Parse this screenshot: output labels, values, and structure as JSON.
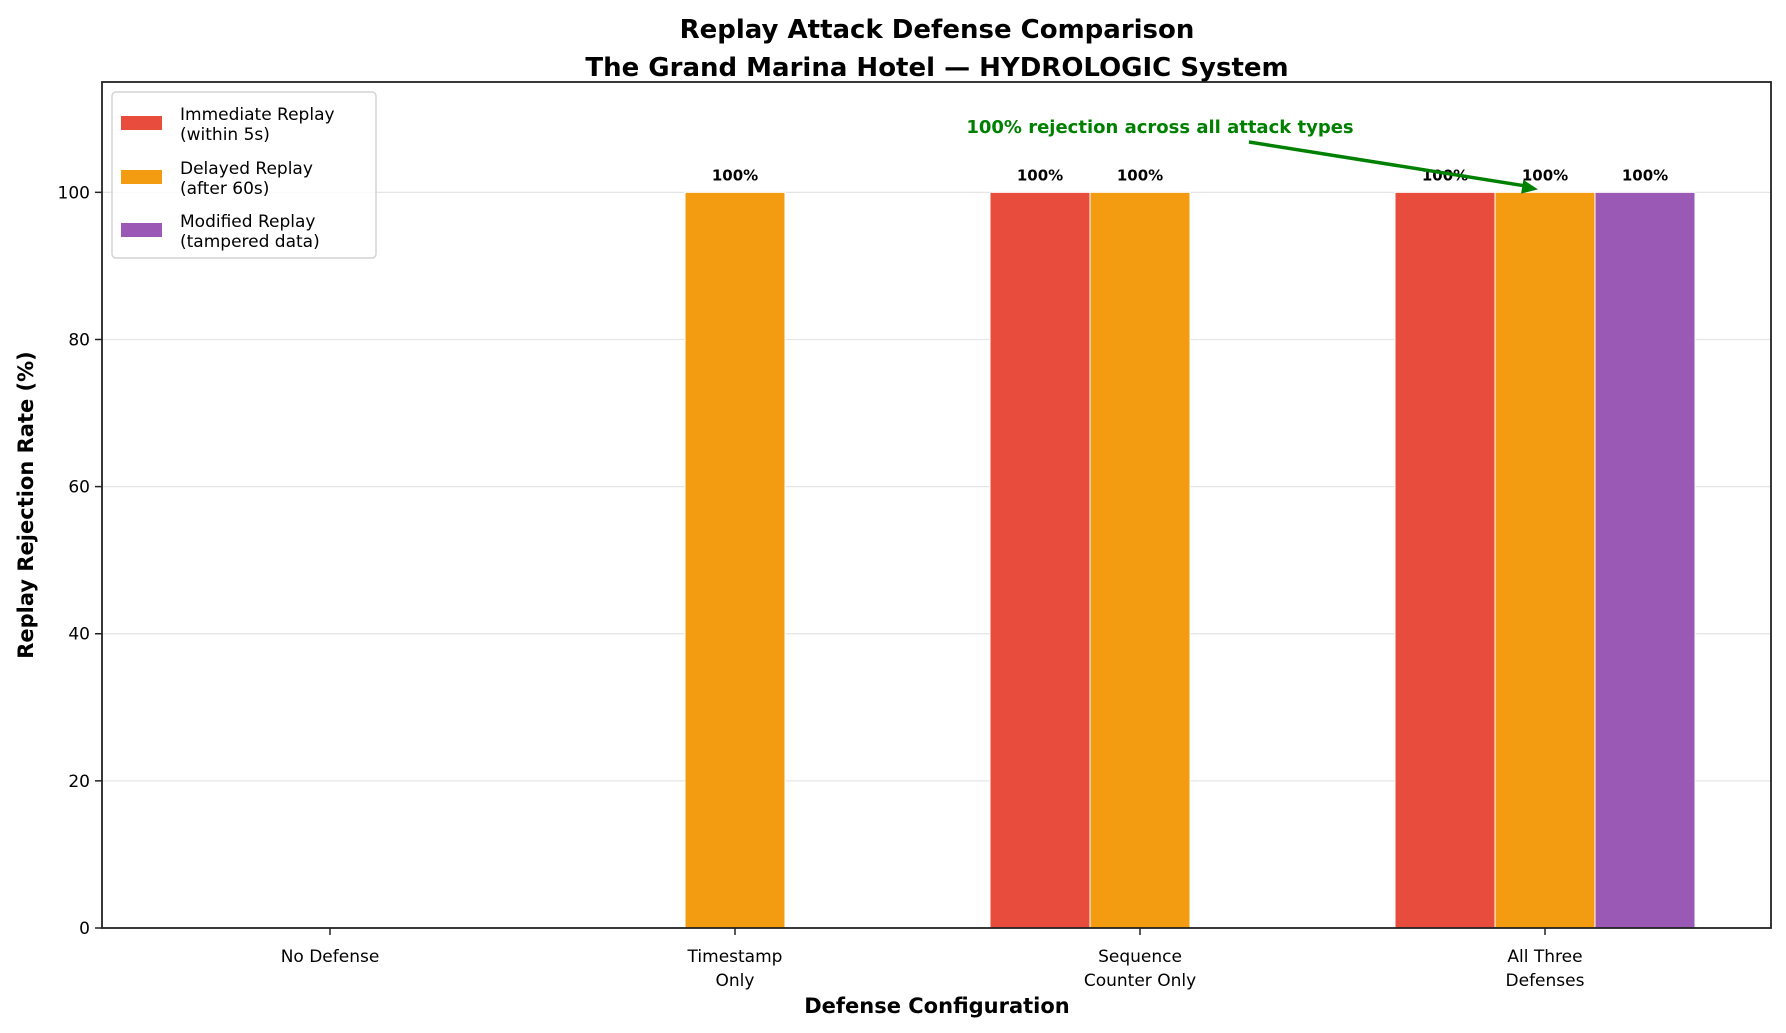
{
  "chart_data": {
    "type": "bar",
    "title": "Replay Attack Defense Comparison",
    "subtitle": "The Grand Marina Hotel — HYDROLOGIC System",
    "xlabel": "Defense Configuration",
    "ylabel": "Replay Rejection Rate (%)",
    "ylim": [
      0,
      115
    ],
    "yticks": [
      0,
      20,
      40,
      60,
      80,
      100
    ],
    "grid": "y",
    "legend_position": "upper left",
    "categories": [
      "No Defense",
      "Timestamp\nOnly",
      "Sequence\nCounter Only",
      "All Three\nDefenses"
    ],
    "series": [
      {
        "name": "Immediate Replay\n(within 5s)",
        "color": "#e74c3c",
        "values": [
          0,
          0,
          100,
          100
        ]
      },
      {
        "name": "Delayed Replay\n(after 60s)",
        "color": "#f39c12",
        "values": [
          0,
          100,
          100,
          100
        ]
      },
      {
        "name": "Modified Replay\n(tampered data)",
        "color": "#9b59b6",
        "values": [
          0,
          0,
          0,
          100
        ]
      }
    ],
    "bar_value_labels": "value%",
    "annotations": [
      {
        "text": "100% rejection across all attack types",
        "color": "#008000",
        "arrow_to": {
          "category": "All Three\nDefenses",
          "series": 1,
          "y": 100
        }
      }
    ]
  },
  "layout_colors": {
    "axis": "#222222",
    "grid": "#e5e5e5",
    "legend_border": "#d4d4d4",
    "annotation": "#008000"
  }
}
================================
What is required. Reproduce the material above in full and without alteration, but skip all pictures.

Reply.
Parse this screenshot: output labels, values, and structure as JSON.
{
  "chart_data": {
    "type": "bar",
    "title": "Replay Attack Defense Comparison",
    "subtitle": "The Grand Marina Hotel — HYDROLOGIC System",
    "xlabel": "Defense Configuration",
    "ylabel": "Replay Rejection Rate (%)",
    "ylim": [
      0,
      115
    ],
    "yticks": [
      0,
      20,
      40,
      60,
      80,
      100
    ],
    "grid": "y",
    "legend_position": "upper left",
    "categories": [
      "No Defense",
      "Timestamp\nOnly",
      "Sequence\nCounter Only",
      "All Three\nDefenses"
    ],
    "series": [
      {
        "name": "Immediate Replay\n(within 5s)",
        "color": "#e74c3c",
        "values": [
          0,
          0,
          100,
          100
        ]
      },
      {
        "name": "Delayed Replay\n(after 60s)",
        "color": "#f39c12",
        "values": [
          0,
          100,
          100,
          100
        ]
      },
      {
        "name": "Modified Replay\n(tampered data)",
        "color": "#9b59b6",
        "values": [
          0,
          0,
          0,
          100
        ]
      }
    ],
    "bar_value_labels": "value%",
    "annotations": [
      {
        "text": "100% rejection across all attack types",
        "color": "#008000",
        "arrow_to": {
          "category": "All Three\nDefenses",
          "series": 1,
          "y": 100
        }
      }
    ]
  },
  "layout_colors": {
    "axis": "#222222",
    "grid": "#e5e5e5",
    "legend_border": "#d4d4d4",
    "annotation": "#008000"
  }
}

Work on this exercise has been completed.